* YOUR TASK *
In the excerpt on Yvon Gallant's paintings, what colors appear in the Pope painting?

***** EXCERPT PROVIDED

Yvon Gallant may be familiar to readers of Vanguard. His Quoi Faire? Quoi Dire? paintings included a depiction of Pope John Paul II's visit to Moncton, a contemporary philosopher dressed as Descartes, a cat at the vet's, an RCMP officer and a woman in an old age home.

The Pope painting is a send up of John Paul's Knights of Columbus attendants; one of them holds up a daub of an arm as if directing traffic. Gallant paints a raw, rough local cosmology of homely characters with a sardonic folk painter's touch. The colours in the Pope painting are brown, ochre, and green - subdued for Gallant. The painting was stapled to the gallery wall like a piece of burlap on a fishing shack. In his picture of an RCMP constable, a bird is painted in an unyieldingly flat black - a visual hole is made in the canvas; everything about Gallant's work is rough, painted with the subtlety a lumberjack might bring to the cutting of a stray log.

Hidden in the upstairs office area of the gallery was a late entry: a Gallant painting of a pig, a man, and a hypodermic needle.

**********
***** PROVIDED INFORMATION

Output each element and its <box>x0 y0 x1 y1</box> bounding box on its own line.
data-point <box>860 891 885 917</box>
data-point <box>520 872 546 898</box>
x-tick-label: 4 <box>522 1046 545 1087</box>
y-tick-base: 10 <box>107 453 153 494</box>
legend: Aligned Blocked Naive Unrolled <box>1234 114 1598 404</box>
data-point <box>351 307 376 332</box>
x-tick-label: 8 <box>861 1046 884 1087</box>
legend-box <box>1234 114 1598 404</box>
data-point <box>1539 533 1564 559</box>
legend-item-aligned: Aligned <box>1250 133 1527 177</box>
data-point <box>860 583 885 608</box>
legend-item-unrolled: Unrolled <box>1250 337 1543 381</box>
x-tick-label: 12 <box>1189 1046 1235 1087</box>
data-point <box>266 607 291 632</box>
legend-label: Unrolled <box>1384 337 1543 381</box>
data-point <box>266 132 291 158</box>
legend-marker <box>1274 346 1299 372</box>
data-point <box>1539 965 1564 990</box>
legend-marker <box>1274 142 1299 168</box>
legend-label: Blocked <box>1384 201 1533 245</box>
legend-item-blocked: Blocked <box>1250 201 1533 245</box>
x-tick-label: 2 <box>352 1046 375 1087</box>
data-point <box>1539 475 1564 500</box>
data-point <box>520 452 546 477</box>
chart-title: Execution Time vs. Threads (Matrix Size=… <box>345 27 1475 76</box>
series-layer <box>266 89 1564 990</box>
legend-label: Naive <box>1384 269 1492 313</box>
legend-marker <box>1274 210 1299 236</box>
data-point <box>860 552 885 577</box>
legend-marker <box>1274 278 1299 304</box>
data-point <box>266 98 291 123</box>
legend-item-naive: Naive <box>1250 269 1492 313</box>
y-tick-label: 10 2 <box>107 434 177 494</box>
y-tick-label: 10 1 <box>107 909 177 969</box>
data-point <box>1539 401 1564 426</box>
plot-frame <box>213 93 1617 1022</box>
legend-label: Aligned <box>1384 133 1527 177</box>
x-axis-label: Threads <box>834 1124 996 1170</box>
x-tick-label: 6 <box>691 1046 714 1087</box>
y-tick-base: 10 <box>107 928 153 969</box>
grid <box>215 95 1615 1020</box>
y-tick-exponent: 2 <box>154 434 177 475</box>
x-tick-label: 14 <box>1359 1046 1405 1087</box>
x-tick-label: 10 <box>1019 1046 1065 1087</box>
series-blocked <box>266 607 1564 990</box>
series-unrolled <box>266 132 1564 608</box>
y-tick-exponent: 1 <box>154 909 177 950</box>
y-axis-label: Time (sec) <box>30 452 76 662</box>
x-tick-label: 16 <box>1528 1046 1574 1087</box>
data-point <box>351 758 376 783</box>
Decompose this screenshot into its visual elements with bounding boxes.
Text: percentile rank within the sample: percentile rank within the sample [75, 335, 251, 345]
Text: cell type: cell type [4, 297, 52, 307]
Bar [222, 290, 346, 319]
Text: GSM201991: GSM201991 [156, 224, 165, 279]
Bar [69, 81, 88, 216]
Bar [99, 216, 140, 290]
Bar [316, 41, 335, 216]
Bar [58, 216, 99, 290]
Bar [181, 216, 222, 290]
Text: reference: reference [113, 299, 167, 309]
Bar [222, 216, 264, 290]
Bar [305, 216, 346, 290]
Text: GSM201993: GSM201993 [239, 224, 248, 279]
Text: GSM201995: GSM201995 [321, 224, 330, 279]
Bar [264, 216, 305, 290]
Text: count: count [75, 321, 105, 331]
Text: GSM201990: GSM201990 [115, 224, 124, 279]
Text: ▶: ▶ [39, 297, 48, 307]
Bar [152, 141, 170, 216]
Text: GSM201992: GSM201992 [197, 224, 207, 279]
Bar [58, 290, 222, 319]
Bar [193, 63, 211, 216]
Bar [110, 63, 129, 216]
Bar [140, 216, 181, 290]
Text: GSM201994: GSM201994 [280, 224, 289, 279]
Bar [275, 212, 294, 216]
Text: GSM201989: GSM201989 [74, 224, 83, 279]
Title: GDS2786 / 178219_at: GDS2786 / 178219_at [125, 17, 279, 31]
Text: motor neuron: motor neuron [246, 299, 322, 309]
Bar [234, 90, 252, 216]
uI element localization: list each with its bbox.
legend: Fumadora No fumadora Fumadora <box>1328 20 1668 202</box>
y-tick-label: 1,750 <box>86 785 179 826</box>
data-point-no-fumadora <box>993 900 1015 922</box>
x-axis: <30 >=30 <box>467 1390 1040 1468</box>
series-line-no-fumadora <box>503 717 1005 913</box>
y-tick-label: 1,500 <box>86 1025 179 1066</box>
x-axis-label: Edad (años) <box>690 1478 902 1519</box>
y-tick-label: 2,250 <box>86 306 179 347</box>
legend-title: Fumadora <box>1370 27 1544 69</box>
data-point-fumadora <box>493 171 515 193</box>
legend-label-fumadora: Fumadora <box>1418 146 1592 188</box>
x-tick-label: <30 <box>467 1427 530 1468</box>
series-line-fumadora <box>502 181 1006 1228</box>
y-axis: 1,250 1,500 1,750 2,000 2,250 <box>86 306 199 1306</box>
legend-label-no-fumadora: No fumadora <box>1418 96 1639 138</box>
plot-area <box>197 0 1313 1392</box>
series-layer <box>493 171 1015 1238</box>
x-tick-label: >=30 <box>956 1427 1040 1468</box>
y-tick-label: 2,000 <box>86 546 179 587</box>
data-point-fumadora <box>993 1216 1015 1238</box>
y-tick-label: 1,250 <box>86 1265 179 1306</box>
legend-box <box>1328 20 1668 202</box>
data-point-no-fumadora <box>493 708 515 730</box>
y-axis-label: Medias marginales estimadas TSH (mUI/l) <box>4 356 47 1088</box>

**********

* RESPONSE *
Brown, ochre, and green.